DATA TO USE
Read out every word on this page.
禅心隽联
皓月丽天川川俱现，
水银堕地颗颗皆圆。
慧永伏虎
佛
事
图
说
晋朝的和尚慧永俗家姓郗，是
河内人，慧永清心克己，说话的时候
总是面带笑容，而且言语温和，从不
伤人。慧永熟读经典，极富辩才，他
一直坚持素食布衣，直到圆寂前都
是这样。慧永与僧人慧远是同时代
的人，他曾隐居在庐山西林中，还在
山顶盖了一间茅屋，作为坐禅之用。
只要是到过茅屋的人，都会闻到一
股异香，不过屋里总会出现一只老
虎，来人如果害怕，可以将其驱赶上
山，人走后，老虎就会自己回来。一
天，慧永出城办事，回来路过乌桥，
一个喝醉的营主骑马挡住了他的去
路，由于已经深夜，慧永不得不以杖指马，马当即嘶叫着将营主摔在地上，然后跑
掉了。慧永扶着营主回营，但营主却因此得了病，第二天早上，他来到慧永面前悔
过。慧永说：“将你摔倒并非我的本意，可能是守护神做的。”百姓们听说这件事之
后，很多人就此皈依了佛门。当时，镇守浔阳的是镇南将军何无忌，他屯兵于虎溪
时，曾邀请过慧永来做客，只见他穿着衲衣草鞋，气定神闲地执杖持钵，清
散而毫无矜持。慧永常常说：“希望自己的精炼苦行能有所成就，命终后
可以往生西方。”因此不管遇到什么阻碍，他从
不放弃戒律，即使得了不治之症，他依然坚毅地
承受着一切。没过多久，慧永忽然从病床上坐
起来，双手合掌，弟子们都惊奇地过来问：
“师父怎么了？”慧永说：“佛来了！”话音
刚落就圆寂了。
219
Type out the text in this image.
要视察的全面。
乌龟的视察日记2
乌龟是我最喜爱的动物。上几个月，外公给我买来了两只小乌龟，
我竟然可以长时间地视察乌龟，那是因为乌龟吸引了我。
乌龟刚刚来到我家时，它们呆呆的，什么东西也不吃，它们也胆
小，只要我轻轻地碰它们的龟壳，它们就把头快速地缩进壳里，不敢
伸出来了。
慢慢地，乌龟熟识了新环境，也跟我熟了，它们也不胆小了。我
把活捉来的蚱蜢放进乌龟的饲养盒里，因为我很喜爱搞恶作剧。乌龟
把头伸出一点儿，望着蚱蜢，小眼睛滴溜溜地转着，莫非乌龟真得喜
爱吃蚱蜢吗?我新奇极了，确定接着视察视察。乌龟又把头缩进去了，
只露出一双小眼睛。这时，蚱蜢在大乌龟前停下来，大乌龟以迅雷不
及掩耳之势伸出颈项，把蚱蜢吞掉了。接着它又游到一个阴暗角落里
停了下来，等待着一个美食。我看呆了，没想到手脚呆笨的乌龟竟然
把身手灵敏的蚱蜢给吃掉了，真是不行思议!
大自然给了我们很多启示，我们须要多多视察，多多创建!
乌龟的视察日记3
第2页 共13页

SHORT EXERCISE
Print nothing but the lines from the line with "Type out the text in this image." to the last line of the records above. Both of those lines count.

TASK RESULT
Type out the text in this image.
要视察的全面。
乌龟的视察日记2
乌龟是我最喜爱的动物。上几个月，外公给我买来了两只小乌龟，
我竟然可以长时间地视察乌龟，那是因为乌龟吸引了我。
乌龟刚刚来到我家时，它们呆呆的，什么东西也不吃，它们也胆
小，只要我轻轻地碰它们的龟壳，它们就把头快速地缩进壳里，不敢
伸出来了。
慢慢地，乌龟熟识了新环境，也跟我熟了，它们也不胆小了。我
把活捉来的蚱蜢放进乌龟的饲养盒里，因为我很喜爱搞恶作剧。乌龟
把头伸出一点儿，望着蚱蜢，小眼睛滴溜溜地转着，莫非乌龟真得喜
爱吃蚱蜢吗?我新奇极了，确定接着视察视察。乌龟又把头缩进去了，
只露出一双小眼睛。这时，蚱蜢在大乌龟前停下来，大乌龟以迅雷不
及掩耳之势伸出颈项，把蚱蜢吞掉了。接着它又游到一个阴暗角落里
停了下来，等待着一个美食。我看呆了，没想到手脚呆笨的乌龟竟然
把身手灵敏的蚱蜢给吃掉了，真是不行思议!
大自然给了我们很多启示，我们须要多多视察，多多创建!
乌龟的视察日记3
第2页 共13页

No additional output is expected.